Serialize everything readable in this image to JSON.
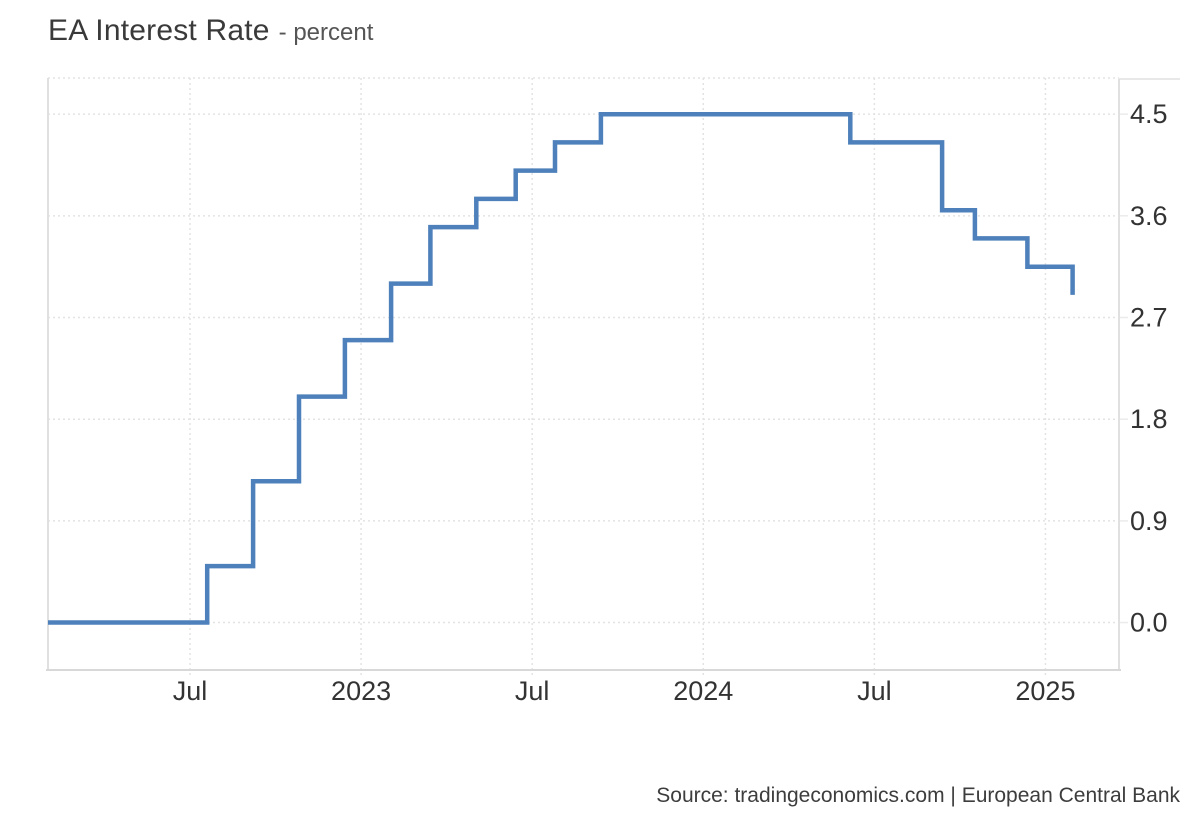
{
  "header": {
    "title": "EA Interest Rate",
    "subtitle": "- percent"
  },
  "footer": {
    "source": "Source: tradingeconomics.com | European Central Bank"
  },
  "colors": {
    "line": "#4e80bb",
    "grid": "#e3e3e3",
    "axis_side": "#e0e0e0",
    "axis_bottom": "#d8d8d8",
    "axis_tick": "#ebebeb",
    "label": "#333333",
    "background": "#ffffff"
  },
  "chart_data": {
    "type": "line",
    "step": "after",
    "title": "EA Interest Rate",
    "ylabel_unit": "percent",
    "legend": false,
    "grid": true,
    "x_domain_decimal_years": [
      2022.085,
      2025.215
    ],
    "y_domain": [
      -0.42,
      4.82
    ],
    "x_ticks": [
      {
        "t": 2022.5,
        "label": "Jul"
      },
      {
        "t": 2023.0,
        "label": "2023"
      },
      {
        "t": 2023.5,
        "label": "Jul"
      },
      {
        "t": 2024.0,
        "label": "2024"
      },
      {
        "t": 2024.5,
        "label": "Jul"
      },
      {
        "t": 2025.0,
        "label": "2025"
      }
    ],
    "y_ticks": [
      {
        "value": 0.0,
        "label": "0.0"
      },
      {
        "value": 0.9,
        "label": "0.9"
      },
      {
        "value": 1.8,
        "label": "1.8"
      },
      {
        "value": 2.7,
        "label": "2.7"
      },
      {
        "value": 3.6,
        "label": "3.6"
      },
      {
        "value": 4.5,
        "label": "4.5"
      }
    ],
    "series": [
      {
        "name": "EA Interest Rate",
        "color": "#4e80bb",
        "points": [
          {
            "date": "2022-02-01",
            "value": 0.0
          },
          {
            "date": "2022-07-21",
            "value": 0.5
          },
          {
            "date": "2022-09-08",
            "value": 1.25
          },
          {
            "date": "2022-10-27",
            "value": 2.0
          },
          {
            "date": "2022-12-15",
            "value": 2.5
          },
          {
            "date": "2023-02-02",
            "value": 3.0
          },
          {
            "date": "2023-03-16",
            "value": 3.5
          },
          {
            "date": "2023-05-04",
            "value": 3.75
          },
          {
            "date": "2023-06-15",
            "value": 4.0
          },
          {
            "date": "2023-07-27",
            "value": 4.25
          },
          {
            "date": "2023-09-14",
            "value": 4.5
          },
          {
            "date": "2024-06-06",
            "value": 4.25
          },
          {
            "date": "2024-09-12",
            "value": 3.65
          },
          {
            "date": "2024-10-17",
            "value": 3.4
          },
          {
            "date": "2024-12-12",
            "value": 3.15
          },
          {
            "date": "2025-01-30",
            "value": 2.9
          }
        ]
      }
    ]
  }
}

Exercise goal
Copy all the lines of data exactly as they appear, dropping any images.

Response for this exercise
Serialize everything readable in this image to JSON.
{
  "header": {
    "title": "EA Interest Rate",
    "subtitle": "- percent"
  },
  "footer": {
    "source": "Source: tradingeconomics.com | European Central Bank"
  },
  "colors": {
    "line": "#4e80bb",
    "grid": "#e3e3e3",
    "axis_side": "#e0e0e0",
    "axis_bottom": "#d8d8d8",
    "axis_tick": "#ebebeb",
    "label": "#333333",
    "background": "#ffffff"
  },
  "chart_data": {
    "type": "line",
    "step": "after",
    "title": "EA Interest Rate",
    "ylabel_unit": "percent",
    "legend": false,
    "grid": true,
    "x_domain_decimal_years": [
      2022.085,
      2025.215
    ],
    "y_domain": [
      -0.42,
      4.82
    ],
    "x_ticks": [
      {
        "t": 2022.5,
        "label": "Jul"
      },
      {
        "t": 2023.0,
        "label": "2023"
      },
      {
        "t": 2023.5,
        "label": "Jul"
      },
      {
        "t": 2024.0,
        "label": "2024"
      },
      {
        "t": 2024.5,
        "label": "Jul"
      },
      {
        "t": 2025.0,
        "label": "2025"
      }
    ],
    "y_ticks": [
      {
        "value": 0.0,
        "label": "0.0"
      },
      {
        "value": 0.9,
        "label": "0.9"
      },
      {
        "value": 1.8,
        "label": "1.8"
      },
      {
        "value": 2.7,
        "label": "2.7"
      },
      {
        "value": 3.6,
        "label": "3.6"
      },
      {
        "value": 4.5,
        "label": "4.5"
      }
    ],
    "series": [
      {
        "name": "EA Interest Rate",
        "color": "#4e80bb",
        "points": [
          {
            "date": "2022-02-01",
            "value": 0.0
          },
          {
            "date": "2022-07-21",
            "value": 0.5
          },
          {
            "date": "2022-09-08",
            "value": 1.25
          },
          {
            "date": "2022-10-27",
            "value": 2.0
          },
          {
            "date": "2022-12-15",
            "value": 2.5
          },
          {
            "date": "2023-02-02",
            "value": 3.0
          },
          {
            "date": "2023-03-16",
            "value": 3.5
          },
          {
            "date": "2023-05-04",
            "value": 3.75
          },
          {
            "date": "2023-06-15",
            "value": 4.0
          },
          {
            "date": "2023-07-27",
            "value": 4.25
          },
          {
            "date": "2023-09-14",
            "value": 4.5
          },
          {
            "date": "2024-06-06",
            "value": 4.25
          },
          {
            "date": "2024-09-12",
            "value": 3.65
          },
          {
            "date": "2024-10-17",
            "value": 3.4
          },
          {
            "date": "2024-12-12",
            "value": 3.15
          },
          {
            "date": "2025-01-30",
            "value": 2.9
          }
        ]
      }
    ]
  }
}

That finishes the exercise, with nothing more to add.